**Work instructions**
Look through the listing for the string "Windfeld" and copy out every line that holds it.

══════════

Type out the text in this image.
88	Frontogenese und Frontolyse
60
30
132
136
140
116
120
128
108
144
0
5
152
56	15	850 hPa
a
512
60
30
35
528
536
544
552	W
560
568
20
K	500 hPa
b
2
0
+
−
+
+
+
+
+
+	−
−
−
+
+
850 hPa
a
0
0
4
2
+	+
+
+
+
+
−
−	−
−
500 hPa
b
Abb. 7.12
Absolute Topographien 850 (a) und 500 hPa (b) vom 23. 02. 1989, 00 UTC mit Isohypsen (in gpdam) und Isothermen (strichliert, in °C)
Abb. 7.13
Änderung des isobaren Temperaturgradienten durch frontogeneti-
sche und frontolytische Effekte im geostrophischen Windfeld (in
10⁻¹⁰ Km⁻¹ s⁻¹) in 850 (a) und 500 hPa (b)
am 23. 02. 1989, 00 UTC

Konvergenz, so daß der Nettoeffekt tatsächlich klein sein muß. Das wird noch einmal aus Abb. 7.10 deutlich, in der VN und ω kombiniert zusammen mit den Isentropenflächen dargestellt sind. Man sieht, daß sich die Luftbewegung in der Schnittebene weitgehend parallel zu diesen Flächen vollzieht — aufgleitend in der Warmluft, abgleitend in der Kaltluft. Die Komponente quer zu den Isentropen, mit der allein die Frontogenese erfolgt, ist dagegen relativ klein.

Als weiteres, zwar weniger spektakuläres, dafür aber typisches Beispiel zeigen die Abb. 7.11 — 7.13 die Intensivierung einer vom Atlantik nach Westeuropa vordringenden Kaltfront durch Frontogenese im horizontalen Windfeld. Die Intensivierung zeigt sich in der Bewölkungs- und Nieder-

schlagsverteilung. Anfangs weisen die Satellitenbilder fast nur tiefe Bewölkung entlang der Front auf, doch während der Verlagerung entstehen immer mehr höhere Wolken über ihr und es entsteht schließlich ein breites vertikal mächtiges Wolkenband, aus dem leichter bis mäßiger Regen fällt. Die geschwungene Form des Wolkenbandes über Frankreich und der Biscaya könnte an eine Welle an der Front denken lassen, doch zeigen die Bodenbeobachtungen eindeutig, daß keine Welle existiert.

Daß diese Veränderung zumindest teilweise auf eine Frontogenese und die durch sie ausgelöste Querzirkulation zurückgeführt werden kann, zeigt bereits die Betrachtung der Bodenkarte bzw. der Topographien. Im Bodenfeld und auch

══════════

**Answer for this exercise**
sche und frontolytische Effekte im geostrophischen Windfeld (in
Als weiteres, zwar weniger spektakuläres, dafür aber typisches Beispiel zeigen die Abb. 7.11 — 7.13 die Intensivierung einer vom Atlantik nach Westeuropa vordringenden Kaltfront durch Frontogenese im horizontalen Windfeld. Die Intensivierung zeigt sich in der Bewölkungs- und Nieder-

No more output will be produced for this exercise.